PROBLEM STATEMENT:
State how many lines of the listing below include the word "JSON". Give only the number.

----- ENTRIES PROVIDED

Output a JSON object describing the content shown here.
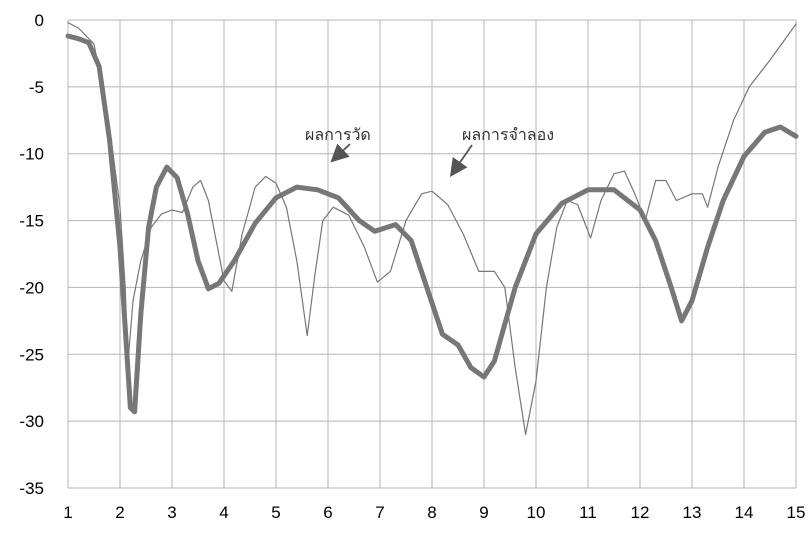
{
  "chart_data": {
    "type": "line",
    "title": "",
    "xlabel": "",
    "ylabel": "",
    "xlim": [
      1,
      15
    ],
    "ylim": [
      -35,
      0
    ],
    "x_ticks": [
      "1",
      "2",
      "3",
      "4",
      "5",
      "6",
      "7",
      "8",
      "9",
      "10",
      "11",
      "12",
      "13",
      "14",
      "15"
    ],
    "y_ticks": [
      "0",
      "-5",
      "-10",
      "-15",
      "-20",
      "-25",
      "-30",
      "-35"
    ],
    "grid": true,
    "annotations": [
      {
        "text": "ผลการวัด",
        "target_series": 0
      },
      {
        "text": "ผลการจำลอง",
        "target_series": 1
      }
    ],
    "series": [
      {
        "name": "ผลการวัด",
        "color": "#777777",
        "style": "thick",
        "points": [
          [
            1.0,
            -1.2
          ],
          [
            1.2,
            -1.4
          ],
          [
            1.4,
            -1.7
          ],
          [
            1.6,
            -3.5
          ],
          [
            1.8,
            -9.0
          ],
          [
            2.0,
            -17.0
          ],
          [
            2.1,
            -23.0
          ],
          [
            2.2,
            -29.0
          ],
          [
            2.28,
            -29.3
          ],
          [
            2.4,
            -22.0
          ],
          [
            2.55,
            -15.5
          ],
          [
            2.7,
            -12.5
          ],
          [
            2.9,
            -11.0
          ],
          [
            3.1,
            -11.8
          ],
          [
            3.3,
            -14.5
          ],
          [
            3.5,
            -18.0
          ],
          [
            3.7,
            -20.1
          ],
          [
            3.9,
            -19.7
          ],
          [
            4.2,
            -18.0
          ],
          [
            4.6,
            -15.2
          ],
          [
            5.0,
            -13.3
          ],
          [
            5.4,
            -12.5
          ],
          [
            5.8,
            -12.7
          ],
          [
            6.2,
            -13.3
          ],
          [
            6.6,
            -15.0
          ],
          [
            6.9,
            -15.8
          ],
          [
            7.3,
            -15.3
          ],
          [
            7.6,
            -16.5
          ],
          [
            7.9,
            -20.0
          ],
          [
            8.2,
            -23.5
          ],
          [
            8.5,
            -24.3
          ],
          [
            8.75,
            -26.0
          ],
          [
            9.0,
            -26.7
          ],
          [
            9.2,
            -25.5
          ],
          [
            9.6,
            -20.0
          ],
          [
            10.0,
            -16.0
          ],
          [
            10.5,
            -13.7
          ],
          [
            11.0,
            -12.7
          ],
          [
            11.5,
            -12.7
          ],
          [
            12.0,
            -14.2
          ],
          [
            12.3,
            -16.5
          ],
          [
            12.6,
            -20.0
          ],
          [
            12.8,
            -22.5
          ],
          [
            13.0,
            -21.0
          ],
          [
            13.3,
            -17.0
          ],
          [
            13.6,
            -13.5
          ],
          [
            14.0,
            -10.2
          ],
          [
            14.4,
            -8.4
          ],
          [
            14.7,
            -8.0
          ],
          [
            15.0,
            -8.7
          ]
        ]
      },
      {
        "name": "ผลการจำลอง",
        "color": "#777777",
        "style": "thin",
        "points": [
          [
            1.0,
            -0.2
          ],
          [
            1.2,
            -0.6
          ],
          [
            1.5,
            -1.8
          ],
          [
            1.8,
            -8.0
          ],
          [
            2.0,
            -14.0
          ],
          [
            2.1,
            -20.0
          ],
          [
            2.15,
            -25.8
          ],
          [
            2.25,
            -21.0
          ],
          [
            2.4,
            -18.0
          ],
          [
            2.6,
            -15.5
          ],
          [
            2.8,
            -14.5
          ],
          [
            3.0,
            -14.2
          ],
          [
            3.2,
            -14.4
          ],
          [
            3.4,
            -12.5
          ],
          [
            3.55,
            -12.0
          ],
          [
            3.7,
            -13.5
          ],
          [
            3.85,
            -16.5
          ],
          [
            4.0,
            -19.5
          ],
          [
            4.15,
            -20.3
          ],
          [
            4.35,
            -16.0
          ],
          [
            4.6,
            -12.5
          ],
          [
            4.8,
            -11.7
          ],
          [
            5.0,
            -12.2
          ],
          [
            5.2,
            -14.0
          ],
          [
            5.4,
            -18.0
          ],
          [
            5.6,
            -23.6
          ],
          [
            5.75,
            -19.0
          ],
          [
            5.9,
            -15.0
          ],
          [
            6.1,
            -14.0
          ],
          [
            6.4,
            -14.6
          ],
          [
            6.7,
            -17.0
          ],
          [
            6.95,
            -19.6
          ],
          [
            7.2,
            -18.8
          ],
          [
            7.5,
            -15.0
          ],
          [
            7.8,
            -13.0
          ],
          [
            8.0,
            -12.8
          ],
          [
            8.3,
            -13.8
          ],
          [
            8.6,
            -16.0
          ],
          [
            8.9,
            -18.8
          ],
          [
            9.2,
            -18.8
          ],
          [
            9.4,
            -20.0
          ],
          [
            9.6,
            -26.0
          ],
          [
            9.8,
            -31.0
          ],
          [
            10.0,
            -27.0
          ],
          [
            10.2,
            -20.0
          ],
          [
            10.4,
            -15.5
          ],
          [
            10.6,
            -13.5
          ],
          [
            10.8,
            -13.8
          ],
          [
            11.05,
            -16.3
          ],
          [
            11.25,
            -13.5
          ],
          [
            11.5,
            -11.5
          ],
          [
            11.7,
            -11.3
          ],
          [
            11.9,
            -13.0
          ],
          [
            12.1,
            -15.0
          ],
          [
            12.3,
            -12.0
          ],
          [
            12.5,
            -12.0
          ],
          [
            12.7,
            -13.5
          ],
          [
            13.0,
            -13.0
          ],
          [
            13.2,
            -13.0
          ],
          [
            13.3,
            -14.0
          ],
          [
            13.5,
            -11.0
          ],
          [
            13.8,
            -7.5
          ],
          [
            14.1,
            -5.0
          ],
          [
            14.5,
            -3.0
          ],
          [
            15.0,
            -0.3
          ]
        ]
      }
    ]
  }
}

----------
----- ENTRIES PROVIDED

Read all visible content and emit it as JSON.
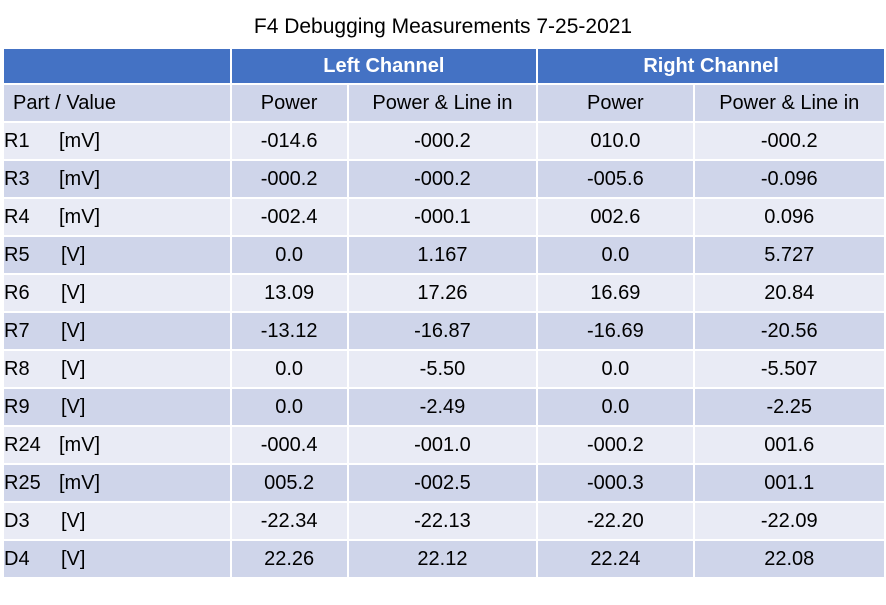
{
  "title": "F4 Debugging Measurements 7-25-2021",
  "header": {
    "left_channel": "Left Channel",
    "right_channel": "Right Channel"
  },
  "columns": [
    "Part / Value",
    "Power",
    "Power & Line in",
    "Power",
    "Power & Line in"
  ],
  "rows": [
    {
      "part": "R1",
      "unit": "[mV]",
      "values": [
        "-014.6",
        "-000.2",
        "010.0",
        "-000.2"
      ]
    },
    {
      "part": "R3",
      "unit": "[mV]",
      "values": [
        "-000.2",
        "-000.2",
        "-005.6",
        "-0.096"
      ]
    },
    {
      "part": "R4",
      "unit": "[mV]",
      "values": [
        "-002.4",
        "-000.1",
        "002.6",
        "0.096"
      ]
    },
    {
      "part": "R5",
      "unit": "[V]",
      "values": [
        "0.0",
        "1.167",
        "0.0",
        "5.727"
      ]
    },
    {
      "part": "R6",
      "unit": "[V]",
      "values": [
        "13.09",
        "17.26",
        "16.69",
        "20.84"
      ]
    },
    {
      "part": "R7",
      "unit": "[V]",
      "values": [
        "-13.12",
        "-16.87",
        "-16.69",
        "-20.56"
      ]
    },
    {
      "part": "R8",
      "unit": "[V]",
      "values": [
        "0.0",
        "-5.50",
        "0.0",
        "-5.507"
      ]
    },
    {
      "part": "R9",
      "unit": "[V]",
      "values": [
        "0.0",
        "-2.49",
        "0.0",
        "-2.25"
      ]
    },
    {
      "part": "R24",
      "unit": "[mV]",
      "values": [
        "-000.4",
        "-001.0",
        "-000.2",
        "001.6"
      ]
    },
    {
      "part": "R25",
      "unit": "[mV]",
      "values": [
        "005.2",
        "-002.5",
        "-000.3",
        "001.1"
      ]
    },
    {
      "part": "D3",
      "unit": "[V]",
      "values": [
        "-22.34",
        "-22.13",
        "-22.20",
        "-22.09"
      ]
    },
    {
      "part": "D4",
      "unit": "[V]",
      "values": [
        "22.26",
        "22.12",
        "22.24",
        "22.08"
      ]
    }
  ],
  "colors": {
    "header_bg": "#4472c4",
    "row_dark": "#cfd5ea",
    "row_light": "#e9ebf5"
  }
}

----------
----- ENTRIES PROVIDED

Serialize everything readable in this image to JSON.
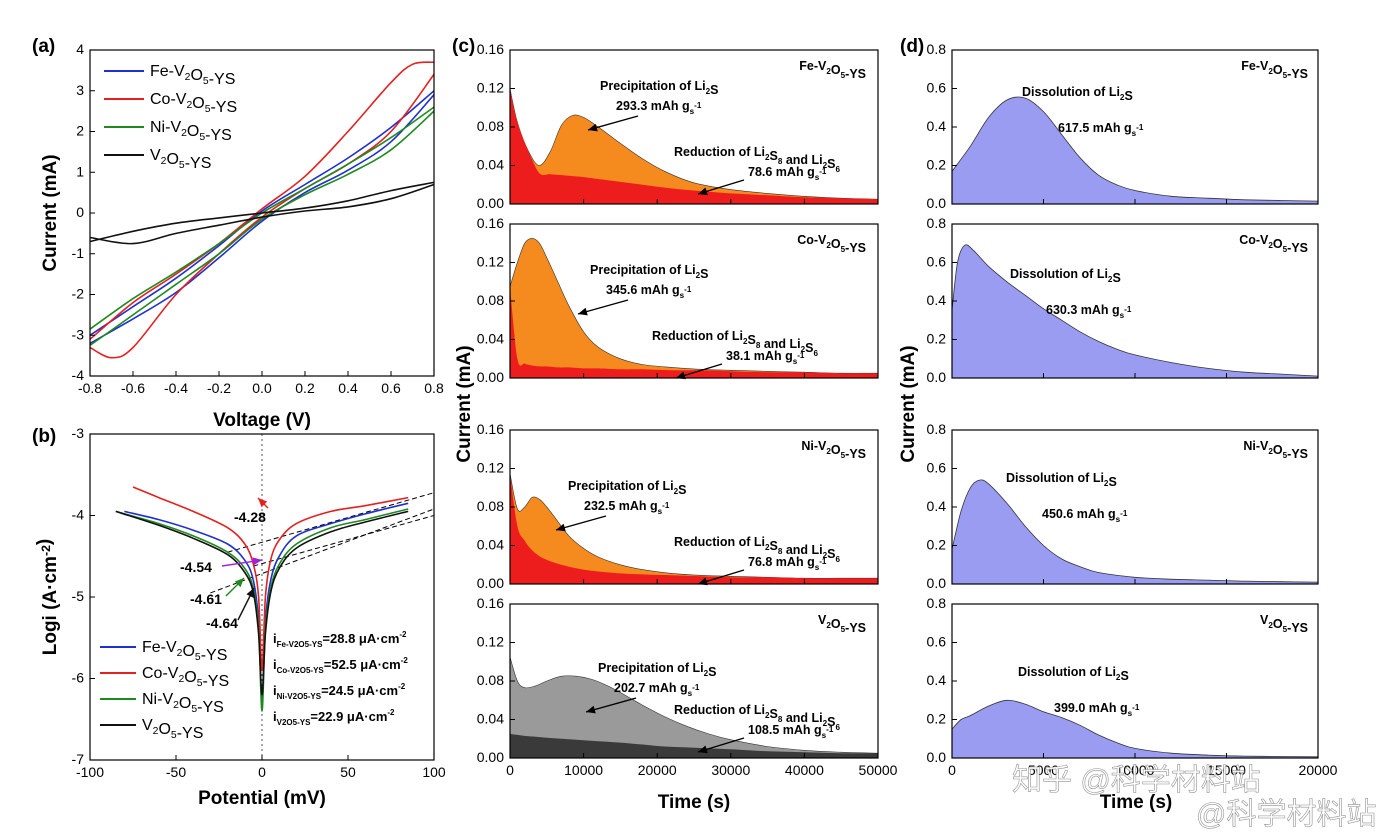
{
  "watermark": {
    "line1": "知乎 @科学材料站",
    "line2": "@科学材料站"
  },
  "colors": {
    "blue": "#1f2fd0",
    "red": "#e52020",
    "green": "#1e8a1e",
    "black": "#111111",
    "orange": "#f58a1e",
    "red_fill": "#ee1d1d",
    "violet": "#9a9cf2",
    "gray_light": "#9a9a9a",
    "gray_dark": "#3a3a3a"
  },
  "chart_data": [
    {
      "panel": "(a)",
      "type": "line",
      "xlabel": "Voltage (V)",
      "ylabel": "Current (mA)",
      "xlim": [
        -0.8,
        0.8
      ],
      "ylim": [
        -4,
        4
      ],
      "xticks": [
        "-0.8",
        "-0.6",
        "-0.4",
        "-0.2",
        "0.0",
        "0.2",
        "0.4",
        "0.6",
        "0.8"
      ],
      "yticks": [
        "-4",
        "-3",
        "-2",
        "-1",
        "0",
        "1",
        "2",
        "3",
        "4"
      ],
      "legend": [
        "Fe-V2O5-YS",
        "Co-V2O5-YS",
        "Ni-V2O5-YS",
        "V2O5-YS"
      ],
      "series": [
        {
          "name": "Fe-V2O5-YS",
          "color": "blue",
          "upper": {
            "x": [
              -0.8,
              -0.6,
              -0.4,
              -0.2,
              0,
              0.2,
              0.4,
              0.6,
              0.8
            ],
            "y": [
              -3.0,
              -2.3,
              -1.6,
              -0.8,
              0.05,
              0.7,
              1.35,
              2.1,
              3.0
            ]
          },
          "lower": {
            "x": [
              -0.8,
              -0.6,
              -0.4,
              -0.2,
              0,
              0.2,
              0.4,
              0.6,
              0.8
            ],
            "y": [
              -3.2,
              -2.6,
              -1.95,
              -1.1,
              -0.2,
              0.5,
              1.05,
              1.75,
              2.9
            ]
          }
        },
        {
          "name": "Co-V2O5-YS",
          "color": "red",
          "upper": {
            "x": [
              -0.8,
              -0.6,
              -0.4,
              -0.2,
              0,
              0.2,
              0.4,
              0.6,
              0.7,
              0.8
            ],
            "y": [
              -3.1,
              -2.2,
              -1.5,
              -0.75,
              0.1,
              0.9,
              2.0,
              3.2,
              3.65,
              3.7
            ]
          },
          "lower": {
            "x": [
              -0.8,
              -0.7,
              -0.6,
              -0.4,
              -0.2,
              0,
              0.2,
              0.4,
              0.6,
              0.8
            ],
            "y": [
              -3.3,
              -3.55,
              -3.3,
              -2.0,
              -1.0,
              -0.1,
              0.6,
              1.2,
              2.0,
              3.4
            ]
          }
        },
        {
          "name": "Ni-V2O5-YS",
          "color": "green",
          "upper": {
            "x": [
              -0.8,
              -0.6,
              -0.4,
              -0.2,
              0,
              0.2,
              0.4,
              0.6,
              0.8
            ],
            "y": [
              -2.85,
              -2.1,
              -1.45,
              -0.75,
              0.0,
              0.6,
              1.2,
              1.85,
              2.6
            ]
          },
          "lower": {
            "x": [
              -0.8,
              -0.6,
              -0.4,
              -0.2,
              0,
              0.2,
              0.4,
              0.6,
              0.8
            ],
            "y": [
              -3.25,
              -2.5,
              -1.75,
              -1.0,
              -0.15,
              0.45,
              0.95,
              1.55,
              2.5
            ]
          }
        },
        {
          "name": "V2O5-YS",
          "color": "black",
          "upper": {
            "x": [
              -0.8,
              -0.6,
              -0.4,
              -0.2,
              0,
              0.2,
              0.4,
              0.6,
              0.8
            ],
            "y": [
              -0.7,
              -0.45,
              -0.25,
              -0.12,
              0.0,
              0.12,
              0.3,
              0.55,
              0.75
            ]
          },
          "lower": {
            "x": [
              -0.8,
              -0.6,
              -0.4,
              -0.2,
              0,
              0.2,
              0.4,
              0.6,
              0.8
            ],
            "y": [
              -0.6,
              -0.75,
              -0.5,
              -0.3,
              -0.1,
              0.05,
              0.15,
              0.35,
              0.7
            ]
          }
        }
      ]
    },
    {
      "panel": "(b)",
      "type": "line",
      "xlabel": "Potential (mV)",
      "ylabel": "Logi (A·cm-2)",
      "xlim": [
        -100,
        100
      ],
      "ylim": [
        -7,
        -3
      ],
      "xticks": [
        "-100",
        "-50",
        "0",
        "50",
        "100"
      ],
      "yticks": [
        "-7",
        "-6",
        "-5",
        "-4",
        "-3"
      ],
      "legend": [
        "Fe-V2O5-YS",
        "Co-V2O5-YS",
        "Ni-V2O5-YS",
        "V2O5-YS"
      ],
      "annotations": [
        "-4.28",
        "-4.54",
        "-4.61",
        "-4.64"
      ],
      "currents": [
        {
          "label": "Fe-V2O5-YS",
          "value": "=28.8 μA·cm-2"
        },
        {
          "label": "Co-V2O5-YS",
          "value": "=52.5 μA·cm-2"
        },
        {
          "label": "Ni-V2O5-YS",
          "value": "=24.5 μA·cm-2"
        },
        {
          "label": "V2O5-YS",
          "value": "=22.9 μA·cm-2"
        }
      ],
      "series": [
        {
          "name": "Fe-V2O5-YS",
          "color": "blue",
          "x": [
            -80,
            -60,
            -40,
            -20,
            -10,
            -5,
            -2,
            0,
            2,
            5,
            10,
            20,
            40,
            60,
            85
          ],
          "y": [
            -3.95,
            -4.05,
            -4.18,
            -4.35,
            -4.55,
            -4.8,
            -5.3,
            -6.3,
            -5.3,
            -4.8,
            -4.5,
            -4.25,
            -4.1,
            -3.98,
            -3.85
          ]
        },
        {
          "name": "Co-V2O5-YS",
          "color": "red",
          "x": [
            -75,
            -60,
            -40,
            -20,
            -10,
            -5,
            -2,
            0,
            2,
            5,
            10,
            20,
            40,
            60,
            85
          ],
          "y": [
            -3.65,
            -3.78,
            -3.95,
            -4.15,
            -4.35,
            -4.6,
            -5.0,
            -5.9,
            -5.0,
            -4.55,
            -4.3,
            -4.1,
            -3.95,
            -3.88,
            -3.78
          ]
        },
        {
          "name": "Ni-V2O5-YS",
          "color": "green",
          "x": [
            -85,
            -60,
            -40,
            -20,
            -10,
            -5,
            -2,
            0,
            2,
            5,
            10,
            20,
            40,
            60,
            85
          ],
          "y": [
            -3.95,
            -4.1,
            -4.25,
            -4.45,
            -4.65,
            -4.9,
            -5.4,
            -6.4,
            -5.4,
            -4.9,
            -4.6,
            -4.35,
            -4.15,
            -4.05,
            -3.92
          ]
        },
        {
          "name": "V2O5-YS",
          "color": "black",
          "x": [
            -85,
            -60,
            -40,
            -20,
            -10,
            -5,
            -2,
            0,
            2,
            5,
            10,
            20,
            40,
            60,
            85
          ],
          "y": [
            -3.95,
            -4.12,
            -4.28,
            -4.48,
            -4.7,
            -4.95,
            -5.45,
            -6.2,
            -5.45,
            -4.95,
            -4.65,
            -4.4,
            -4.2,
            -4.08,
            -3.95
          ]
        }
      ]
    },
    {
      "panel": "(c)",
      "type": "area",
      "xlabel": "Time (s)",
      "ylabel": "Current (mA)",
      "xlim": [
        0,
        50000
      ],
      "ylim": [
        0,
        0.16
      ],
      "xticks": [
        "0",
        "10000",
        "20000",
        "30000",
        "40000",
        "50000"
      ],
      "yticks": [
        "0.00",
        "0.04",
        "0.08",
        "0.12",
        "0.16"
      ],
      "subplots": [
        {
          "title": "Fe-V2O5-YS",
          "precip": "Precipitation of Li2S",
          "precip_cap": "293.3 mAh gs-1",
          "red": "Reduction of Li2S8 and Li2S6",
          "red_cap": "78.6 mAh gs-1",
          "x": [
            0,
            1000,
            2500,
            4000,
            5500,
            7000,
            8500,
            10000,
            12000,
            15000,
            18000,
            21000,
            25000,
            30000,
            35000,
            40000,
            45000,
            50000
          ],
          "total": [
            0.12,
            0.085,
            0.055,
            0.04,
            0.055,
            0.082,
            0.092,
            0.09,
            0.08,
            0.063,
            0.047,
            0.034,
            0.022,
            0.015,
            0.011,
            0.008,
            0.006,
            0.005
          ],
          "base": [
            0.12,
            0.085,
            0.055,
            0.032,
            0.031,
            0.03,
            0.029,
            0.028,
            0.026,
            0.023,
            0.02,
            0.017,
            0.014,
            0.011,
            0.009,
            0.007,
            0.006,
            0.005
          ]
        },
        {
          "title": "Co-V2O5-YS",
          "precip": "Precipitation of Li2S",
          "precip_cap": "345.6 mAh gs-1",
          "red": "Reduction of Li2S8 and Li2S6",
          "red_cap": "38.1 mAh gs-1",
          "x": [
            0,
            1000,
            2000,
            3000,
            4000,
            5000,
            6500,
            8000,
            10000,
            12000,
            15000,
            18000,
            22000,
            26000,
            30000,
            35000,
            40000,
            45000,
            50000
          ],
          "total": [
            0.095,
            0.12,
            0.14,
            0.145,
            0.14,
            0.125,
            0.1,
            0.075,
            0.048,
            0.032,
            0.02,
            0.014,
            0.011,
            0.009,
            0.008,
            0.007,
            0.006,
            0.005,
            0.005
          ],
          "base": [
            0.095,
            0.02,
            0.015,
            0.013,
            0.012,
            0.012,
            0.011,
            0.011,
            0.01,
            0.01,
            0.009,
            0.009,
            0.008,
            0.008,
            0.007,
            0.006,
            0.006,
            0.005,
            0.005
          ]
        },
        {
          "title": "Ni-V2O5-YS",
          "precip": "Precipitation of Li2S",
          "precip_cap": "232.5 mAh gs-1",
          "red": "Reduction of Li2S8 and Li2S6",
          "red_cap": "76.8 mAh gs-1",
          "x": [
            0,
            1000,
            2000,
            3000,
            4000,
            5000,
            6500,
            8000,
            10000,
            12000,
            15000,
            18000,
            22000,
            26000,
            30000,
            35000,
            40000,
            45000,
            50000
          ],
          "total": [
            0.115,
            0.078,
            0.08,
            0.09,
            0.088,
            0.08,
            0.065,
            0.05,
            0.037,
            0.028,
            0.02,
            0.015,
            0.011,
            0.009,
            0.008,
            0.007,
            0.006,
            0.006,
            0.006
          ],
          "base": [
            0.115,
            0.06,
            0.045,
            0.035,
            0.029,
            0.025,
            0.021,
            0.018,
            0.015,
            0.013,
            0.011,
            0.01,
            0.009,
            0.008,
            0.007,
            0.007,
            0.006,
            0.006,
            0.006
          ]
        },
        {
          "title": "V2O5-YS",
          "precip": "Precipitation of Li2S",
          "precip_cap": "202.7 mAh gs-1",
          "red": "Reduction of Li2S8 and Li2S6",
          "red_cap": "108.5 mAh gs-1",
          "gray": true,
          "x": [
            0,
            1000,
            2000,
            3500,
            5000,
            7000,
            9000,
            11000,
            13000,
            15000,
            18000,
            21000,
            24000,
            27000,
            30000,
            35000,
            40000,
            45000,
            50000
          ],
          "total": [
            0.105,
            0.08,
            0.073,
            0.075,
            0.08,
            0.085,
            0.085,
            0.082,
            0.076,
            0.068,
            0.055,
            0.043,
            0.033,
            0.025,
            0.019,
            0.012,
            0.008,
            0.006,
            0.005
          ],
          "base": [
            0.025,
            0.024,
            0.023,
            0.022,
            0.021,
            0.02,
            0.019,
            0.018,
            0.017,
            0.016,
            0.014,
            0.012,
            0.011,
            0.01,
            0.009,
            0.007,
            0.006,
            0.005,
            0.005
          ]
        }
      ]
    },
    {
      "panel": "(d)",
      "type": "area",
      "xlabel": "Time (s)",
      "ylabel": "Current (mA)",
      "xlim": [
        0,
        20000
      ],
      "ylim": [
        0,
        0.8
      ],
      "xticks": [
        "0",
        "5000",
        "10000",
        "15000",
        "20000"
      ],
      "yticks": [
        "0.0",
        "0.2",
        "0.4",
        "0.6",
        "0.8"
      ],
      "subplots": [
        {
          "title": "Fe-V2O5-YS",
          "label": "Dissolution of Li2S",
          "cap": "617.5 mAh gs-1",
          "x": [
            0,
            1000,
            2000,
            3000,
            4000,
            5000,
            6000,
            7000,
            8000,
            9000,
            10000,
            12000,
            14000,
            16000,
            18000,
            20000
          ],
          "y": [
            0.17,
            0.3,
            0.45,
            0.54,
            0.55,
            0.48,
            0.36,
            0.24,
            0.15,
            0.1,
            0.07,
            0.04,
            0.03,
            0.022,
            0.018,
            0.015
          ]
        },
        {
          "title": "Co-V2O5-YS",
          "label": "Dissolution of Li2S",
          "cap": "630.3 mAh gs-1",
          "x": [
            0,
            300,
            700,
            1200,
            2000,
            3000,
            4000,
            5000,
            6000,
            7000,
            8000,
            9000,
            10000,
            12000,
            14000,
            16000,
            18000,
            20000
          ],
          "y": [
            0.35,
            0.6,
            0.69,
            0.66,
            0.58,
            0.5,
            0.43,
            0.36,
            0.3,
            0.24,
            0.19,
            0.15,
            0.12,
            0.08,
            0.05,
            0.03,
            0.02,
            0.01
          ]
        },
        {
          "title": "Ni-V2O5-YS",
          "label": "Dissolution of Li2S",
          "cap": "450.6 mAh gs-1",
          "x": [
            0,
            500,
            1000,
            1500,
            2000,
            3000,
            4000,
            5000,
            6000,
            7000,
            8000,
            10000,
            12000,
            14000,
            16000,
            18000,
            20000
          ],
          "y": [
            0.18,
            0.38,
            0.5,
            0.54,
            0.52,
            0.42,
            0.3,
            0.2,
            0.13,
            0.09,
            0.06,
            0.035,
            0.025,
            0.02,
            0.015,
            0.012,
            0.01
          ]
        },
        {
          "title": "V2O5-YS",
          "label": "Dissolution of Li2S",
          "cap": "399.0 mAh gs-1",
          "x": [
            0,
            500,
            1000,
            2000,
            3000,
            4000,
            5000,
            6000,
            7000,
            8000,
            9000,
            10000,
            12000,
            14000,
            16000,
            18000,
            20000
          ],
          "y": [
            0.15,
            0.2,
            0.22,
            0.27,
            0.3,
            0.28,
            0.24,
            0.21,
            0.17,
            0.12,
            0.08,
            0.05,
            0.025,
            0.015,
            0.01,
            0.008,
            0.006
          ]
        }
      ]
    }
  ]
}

----------

FULL SOLUTION:
3